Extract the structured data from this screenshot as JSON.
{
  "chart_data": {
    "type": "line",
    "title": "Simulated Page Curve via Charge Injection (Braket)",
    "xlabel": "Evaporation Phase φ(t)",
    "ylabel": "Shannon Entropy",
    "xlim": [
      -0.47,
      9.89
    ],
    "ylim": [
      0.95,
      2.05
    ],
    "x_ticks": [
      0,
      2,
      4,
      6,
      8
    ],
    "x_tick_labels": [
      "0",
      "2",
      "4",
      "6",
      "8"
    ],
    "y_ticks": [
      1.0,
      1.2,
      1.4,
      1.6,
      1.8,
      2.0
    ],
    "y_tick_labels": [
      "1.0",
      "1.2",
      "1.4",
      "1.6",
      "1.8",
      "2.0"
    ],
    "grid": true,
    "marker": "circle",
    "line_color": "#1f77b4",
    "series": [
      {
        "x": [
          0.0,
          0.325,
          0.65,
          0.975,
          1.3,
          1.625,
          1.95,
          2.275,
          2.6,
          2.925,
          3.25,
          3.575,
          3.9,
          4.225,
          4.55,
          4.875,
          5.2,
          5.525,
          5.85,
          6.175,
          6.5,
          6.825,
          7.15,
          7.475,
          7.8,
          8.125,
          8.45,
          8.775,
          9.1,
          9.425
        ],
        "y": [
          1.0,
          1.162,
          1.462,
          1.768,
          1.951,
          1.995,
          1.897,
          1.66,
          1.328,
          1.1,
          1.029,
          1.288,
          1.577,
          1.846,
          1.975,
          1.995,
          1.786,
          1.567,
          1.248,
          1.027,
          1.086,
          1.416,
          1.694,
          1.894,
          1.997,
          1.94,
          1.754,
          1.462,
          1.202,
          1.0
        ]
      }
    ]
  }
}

___

■ **GIVEN PROBLEM**:
Your task is to retype all the records above with nothing left out.

■ **FINISHED EXERCISE**:
Extract the structured data from this screenshot as JSON.
{
  "chart_data": {
    "type": "line",
    "title": "Simulated Page Curve via Charge Injection (Braket)",
    "xlabel": "Evaporation Phase φ(t)",
    "ylabel": "Shannon Entropy",
    "xlim": [
      -0.47,
      9.89
    ],
    "ylim": [
      0.95,
      2.05
    ],
    "x_ticks": [
      0,
      2,
      4,
      6,
      8
    ],
    "x_tick_labels": [
      "0",
      "2",
      "4",
      "6",
      "8"
    ],
    "y_ticks": [
      1.0,
      1.2,
      1.4,
      1.6,
      1.8,
      2.0
    ],
    "y_tick_labels": [
      "1.0",
      "1.2",
      "1.4",
      "1.6",
      "1.8",
      "2.0"
    ],
    "grid": true,
    "marker": "circle",
    "line_color": "#1f77b4",
    "series": [
      {
        "x": [
          0.0,
          0.325,
          0.65,
          0.975,
          1.3,
          1.625,
          1.95,
          2.275,
          2.6,
          2.925,
          3.25,
          3.575,
          3.9,
          4.225,
          4.55,
          4.875,
          5.2,
          5.525,
          5.85,
          6.175,
          6.5,
          6.825,
          7.15,
          7.475,
          7.8,
          8.125,
          8.45,
          8.775,
          9.1,
          9.425
        ],
        "y": [
          1.0,
          1.162,
          1.462,
          1.768,
          1.951,
          1.995,
          1.897,
          1.66,
          1.328,
          1.1,
          1.029,
          1.288,
          1.577,
          1.846,
          1.975,
          1.995,
          1.786,
          1.567,
          1.248,
          1.027,
          1.086,
          1.416,
          1.694,
          1.894,
          1.997,
          1.94,
          1.754,
          1.462,
          1.202,
          1.0
        ]
      }
    ]
  }
}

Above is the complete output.